What the exercise asks: Retype every entry word for word.

(A block of data)
____

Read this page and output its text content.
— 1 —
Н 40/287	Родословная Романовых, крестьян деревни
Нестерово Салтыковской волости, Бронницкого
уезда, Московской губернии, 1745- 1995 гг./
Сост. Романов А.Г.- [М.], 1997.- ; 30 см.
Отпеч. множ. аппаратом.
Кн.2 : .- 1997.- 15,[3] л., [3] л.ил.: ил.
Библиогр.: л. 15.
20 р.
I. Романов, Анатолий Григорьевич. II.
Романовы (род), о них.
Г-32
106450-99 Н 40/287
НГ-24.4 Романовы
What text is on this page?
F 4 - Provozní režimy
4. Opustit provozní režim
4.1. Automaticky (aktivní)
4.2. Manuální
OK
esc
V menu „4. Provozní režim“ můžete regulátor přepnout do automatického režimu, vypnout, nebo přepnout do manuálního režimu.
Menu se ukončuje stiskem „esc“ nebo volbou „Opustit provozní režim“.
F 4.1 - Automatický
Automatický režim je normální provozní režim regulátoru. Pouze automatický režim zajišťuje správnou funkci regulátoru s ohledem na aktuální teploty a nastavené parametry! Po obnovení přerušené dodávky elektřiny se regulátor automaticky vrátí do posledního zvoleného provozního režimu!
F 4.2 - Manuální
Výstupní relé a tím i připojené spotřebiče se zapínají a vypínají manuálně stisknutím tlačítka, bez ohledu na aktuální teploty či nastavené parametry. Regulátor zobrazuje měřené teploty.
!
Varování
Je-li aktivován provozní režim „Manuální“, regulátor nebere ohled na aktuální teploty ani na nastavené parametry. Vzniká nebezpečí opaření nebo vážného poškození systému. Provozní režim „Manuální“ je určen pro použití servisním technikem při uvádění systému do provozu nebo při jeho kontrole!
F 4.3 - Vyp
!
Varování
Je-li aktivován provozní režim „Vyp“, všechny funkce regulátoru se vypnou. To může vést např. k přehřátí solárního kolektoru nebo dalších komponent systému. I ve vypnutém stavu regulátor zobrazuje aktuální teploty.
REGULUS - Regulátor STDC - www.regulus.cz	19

____

The completed task:
Read this page and output its text content.
— 1 —
Н 40/287	Родословная Романовых, крестьян деревни
Нестерово Салтыковской волости, Бронницкого
уезда, Московской губернии, 1745- 1995 гг./
Сост. Романов А.Г.- [М.], 1997.- ; 30 см.
Отпеч. множ. аппаратом.
Кн.2 : .- 1997.- 15,[3] л., [3] л.ил.: ил.
Библиогр.: л. 15.
20 р.
I. Романов, Анатолий Григорьевич. II.
Романовы (род), о них.
Г-32
106450-99 Н 40/287
НГ-24.4 Романовы
What text is on this page?
F 4 - Provozní režimy
4. Opustit provozní režim
4.1. Automaticky (aktivní)
4.2. Manuální
OK
esc
V menu „4. Provozní režim“ můžete regulátor přepnout do automatického režimu, vypnout, nebo přepnout do manuálního režimu.
Menu se ukončuje stiskem „esc“ nebo volbou „Opustit provozní režim“.
F 4.1 - Automatický
Automatický režim je normální provozní režim regulátoru. Pouze automatický režim zajišťuje správnou funkci regulátoru s ohledem na aktuální teploty a nastavené parametry! Po obnovení přerušené dodávky elektřiny se regulátor automaticky vrátí do posledního zvoleného provozního režimu!
F 4.2 - Manuální
Výstupní relé a tím i připojené spotřebiče se zapínají a vypínají manuálně stisknutím tlačítka, bez ohledu na aktuální teploty či nastavené parametry. Regulátor zobrazuje měřené teploty.
!
Varování
Je-li aktivován provozní režim „Manuální“, regulátor nebere ohled na aktuální teploty ani na nastavené parametry. Vzniká nebezpečí opaření nebo vážného poškození systému. Provozní režim „Manuální“ je určen pro použití servisním technikem při uvádění systému do provozu nebo při jeho kontrole!
F 4.3 - Vyp
!
Varování
Je-li aktivován provozní režim „Vyp“, všechny funkce regulátoru se vypnou. To může vést např. k přehřátí solárního kolektoru nebo dalších komponent systému. I ve vypnutém stavu regulátor zobrazuje aktuální teploty.
REGULUS - Regulátor STDC - www.regulus.cz	19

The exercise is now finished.